__YOUR GOAL__: Your task is to copy the material exactly.

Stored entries
###
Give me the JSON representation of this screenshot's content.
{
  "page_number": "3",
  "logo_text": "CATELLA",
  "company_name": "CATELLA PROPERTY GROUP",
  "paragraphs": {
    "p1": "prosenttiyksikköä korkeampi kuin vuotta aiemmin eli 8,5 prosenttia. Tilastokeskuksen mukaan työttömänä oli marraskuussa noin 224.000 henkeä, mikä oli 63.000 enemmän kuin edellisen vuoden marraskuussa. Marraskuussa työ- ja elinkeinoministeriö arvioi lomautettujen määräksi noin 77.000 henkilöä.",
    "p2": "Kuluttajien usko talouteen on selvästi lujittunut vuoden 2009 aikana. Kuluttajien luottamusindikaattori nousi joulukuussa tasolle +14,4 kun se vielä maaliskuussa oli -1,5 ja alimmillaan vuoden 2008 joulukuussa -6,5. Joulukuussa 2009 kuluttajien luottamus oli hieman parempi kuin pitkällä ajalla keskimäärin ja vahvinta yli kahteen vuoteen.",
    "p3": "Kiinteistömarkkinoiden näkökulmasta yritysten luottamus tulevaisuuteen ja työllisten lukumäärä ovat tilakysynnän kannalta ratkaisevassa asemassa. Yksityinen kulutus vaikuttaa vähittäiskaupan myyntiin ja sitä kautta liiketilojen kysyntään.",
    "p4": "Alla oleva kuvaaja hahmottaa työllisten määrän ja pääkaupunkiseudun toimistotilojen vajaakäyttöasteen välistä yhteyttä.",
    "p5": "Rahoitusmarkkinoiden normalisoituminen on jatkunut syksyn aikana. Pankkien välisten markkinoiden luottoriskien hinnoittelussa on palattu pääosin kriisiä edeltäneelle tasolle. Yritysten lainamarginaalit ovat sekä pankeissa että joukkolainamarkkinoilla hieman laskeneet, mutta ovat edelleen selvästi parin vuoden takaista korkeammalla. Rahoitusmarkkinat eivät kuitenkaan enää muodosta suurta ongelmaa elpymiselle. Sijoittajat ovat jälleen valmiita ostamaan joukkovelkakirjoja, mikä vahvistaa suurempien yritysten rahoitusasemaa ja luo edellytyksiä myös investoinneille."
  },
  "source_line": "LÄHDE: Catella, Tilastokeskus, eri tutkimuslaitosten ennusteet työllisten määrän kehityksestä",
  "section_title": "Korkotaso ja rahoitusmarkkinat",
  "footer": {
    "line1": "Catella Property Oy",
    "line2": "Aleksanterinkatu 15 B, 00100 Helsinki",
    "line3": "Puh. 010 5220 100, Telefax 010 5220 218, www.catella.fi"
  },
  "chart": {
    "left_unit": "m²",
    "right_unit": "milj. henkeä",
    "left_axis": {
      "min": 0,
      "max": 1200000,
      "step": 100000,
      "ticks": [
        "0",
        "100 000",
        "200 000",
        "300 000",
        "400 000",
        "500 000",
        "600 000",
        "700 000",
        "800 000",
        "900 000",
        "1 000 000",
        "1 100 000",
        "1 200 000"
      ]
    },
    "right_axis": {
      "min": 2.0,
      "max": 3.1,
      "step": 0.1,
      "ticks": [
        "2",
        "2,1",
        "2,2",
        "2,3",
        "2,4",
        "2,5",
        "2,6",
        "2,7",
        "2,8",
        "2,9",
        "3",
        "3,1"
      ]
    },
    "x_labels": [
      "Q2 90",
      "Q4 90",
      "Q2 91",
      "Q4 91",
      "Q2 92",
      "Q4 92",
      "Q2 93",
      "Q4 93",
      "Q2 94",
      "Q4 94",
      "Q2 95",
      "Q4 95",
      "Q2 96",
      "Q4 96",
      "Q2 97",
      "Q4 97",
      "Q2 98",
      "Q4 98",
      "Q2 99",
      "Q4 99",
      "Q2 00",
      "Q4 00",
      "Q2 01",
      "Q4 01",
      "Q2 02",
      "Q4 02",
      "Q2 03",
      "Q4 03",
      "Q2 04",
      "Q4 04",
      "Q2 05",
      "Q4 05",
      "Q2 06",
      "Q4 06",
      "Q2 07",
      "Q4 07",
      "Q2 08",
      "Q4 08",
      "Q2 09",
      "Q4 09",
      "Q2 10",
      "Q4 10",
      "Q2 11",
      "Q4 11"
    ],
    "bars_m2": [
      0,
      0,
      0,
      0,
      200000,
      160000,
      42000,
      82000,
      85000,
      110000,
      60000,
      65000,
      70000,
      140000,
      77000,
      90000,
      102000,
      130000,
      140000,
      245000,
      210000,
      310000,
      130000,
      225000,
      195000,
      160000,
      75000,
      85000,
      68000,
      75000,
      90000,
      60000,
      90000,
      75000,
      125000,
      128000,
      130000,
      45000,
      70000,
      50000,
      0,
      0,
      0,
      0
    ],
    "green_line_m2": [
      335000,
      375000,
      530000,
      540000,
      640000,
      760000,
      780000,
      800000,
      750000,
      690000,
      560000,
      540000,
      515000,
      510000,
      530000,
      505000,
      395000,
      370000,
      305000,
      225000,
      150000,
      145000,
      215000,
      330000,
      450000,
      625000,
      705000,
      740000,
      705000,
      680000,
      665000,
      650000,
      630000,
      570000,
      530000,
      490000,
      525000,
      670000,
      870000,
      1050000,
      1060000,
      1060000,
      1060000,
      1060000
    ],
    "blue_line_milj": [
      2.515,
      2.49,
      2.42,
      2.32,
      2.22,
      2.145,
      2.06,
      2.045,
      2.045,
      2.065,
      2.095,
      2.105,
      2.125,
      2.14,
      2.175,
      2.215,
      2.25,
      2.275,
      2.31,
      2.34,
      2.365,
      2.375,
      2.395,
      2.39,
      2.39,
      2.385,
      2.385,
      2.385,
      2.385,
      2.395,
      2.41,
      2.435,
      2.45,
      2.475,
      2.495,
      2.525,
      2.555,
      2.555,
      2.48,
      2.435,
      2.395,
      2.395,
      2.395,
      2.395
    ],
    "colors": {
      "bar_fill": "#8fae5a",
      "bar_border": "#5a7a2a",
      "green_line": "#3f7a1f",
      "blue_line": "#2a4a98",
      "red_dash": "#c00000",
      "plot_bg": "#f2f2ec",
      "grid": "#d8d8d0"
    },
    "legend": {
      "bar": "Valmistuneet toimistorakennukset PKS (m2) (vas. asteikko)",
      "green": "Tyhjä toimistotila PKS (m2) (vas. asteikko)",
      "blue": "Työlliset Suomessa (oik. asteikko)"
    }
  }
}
###
__RESPONSE BELOW__:
Give me the JSON representation of this screenshot's content.
{
  "page_number": "3",
  "logo_text": "CATELLA",
  "company_name": "CATELLA PROPERTY GROUP",
  "paragraphs": {
    "p1": "prosenttiyksikköä korkeampi kuin vuotta aiemmin eli 8,5 prosenttia. Tilastokeskuksen mukaan työttömänä oli marraskuussa noin 224.000 henkeä, mikä oli 63.000 enemmän kuin edellisen vuoden marraskuussa. Marraskuussa työ- ja elinkeinoministeriö arvioi lomautettujen määräksi noin 77.000 henkilöä.",
    "p2": "Kuluttajien usko talouteen on selvästi lujittunut vuoden 2009 aikana. Kuluttajien luottamusindikaattori nousi joulukuussa tasolle +14,4 kun se vielä maaliskuussa oli -1,5 ja alimmillaan vuoden 2008 joulukuussa -6,5. Joulukuussa 2009 kuluttajien luottamus oli hieman parempi kuin pitkällä ajalla keskimäärin ja vahvinta yli kahteen vuoteen.",
    "p3": "Kiinteistömarkkinoiden näkökulmasta yritysten luottamus tulevaisuuteen ja työllisten lukumäärä ovat tilakysynnän kannalta ratkaisevassa asemassa. Yksityinen kulutus vaikuttaa vähittäiskaupan myyntiin ja sitä kautta liiketilojen kysyntään.",
    "p4": "Alla oleva kuvaaja hahmottaa työllisten määrän ja pääkaupunkiseudun toimistotilojen vajaakäyttöasteen välistä yhteyttä.",
    "p5": "Rahoitusmarkkinoiden normalisoituminen on jatkunut syksyn aikana. Pankkien välisten markkinoiden luottoriskien hinnoittelussa on palattu pääosin kriisiä edeltäneelle tasolle. Yritysten lainamarginaalit ovat sekä pankeissa että joukkolainamarkkinoilla hieman laskeneet, mutta ovat edelleen selvästi parin vuoden takaista korkeammalla. Rahoitusmarkkinat eivät kuitenkaan enää muodosta suurta ongelmaa elpymiselle. Sijoittajat ovat jälleen valmiita ostamaan joukkovelkakirjoja, mikä vahvistaa suurempien yritysten rahoitusasemaa ja luo edellytyksiä myös investoinneille."
  },
  "source_line": "LÄHDE: Catella, Tilastokeskus, eri tutkimuslaitosten ennusteet työllisten määrän kehityksestä",
  "section_title": "Korkotaso ja rahoitusmarkkinat",
  "footer": {
    "line1": "Catella Property Oy",
    "line2": "Aleksanterinkatu 15 B, 00100 Helsinki",
    "line3": "Puh. 010 5220 100, Telefax 010 5220 218, www.catella.fi"
  },
  "chart": {
    "left_unit": "m²",
    "right_unit": "milj. henkeä",
    "left_axis": {
      "min": 0,
      "max": 1200000,
      "step": 100000,
      "ticks": [
        "0",
        "100 000",
        "200 000",
        "300 000",
        "400 000",
        "500 000",
        "600 000",
        "700 000",
        "800 000",
        "900 000",
        "1 000 000",
        "1 100 000",
        "1 200 000"
      ]
    },
    "right_axis": {
      "min": 2.0,
      "max": 3.1,
      "step": 0.1,
      "ticks": [
        "2",
        "2,1",
        "2,2",
        "2,3",
        "2,4",
        "2,5",
        "2,6",
        "2,7",
        "2,8",
        "2,9",
        "3",
        "3,1"
      ]
    },
    "x_labels": [
      "Q2 90",
      "Q4 90",
      "Q2 91",
      "Q4 91",
      "Q2 92",
      "Q4 92",
      "Q2 93",
      "Q4 93",
      "Q2 94",
      "Q4 94",
      "Q2 95",
      "Q4 95",
      "Q2 96",
      "Q4 96",
      "Q2 97",
      "Q4 97",
      "Q2 98",
      "Q4 98",
      "Q2 99",
      "Q4 99",
      "Q2 00",
      "Q4 00",
      "Q2 01",
      "Q4 01",
      "Q2 02",
      "Q4 02",
      "Q2 03",
      "Q4 03",
      "Q2 04",
      "Q4 04",
      "Q2 05",
      "Q4 05",
      "Q2 06",
      "Q4 06",
      "Q2 07",
      "Q4 07",
      "Q2 08",
      "Q4 08",
      "Q2 09",
      "Q4 09",
      "Q2 10",
      "Q4 10",
      "Q2 11",
      "Q4 11"
    ],
    "bars_m2": [
      0,
      0,
      0,
      0,
      200000,
      160000,
      42000,
      82000,
      85000,
      110000,
      60000,
      65000,
      70000,
      140000,
      77000,
      90000,
      102000,
      130000,
      140000,
      245000,
      210000,
      310000,
      130000,
      225000,
      195000,
      160000,
      75000,
      85000,
      68000,
      75000,
      90000,
      60000,
      90000,
      75000,
      125000,
      128000,
      130000,
      45000,
      70000,
      50000,
      0,
      0,
      0,
      0
    ],
    "green_line_m2": [
      335000,
      375000,
      530000,
      540000,
      640000,
      760000,
      780000,
      800000,
      750000,
      690000,
      560000,
      540000,
      515000,
      510000,
      530000,
      505000,
      395000,
      370000,
      305000,
      225000,
      150000,
      145000,
      215000,
      330000,
      450000,
      625000,
      705000,
      740000,
      705000,
      680000,
      665000,
      650000,
      630000,
      570000,
      530000,
      490000,
      525000,
      670000,
      870000,
      1050000,
      1060000,
      1060000,
      1060000,
      1060000
    ],
    "blue_line_milj": [
      2.515,
      2.49,
      2.42,
      2.32,
      2.22,
      2.145,
      2.06,
      2.045,
      2.045,
      2.065,
      2.095,
      2.105,
      2.125,
      2.14,
      2.175,
      2.215,
      2.25,
      2.275,
      2.31,
      2.34,
      2.365,
      2.375,
      2.395,
      2.39,
      2.39,
      2.385,
      2.385,
      2.385,
      2.385,
      2.395,
      2.41,
      2.435,
      2.45,
      2.475,
      2.495,
      2.525,
      2.555,
      2.555,
      2.48,
      2.435,
      2.395,
      2.395,
      2.395,
      2.395
    ],
    "colors": {
      "bar_fill": "#8fae5a",
      "bar_border": "#5a7a2a",
      "green_line": "#3f7a1f",
      "blue_line": "#2a4a98",
      "red_dash": "#c00000",
      "plot_bg": "#f2f2ec",
      "grid": "#d8d8d0"
    },
    "legend": {
      "bar": "Valmistuneet toimistorakennukset PKS (m2) (vas. asteikko)",
      "green": "Tyhjä toimistotila PKS (m2) (vas. asteikko)",
      "blue": "Työlliset Suomessa (oik. asteikko)"
    }
  }
}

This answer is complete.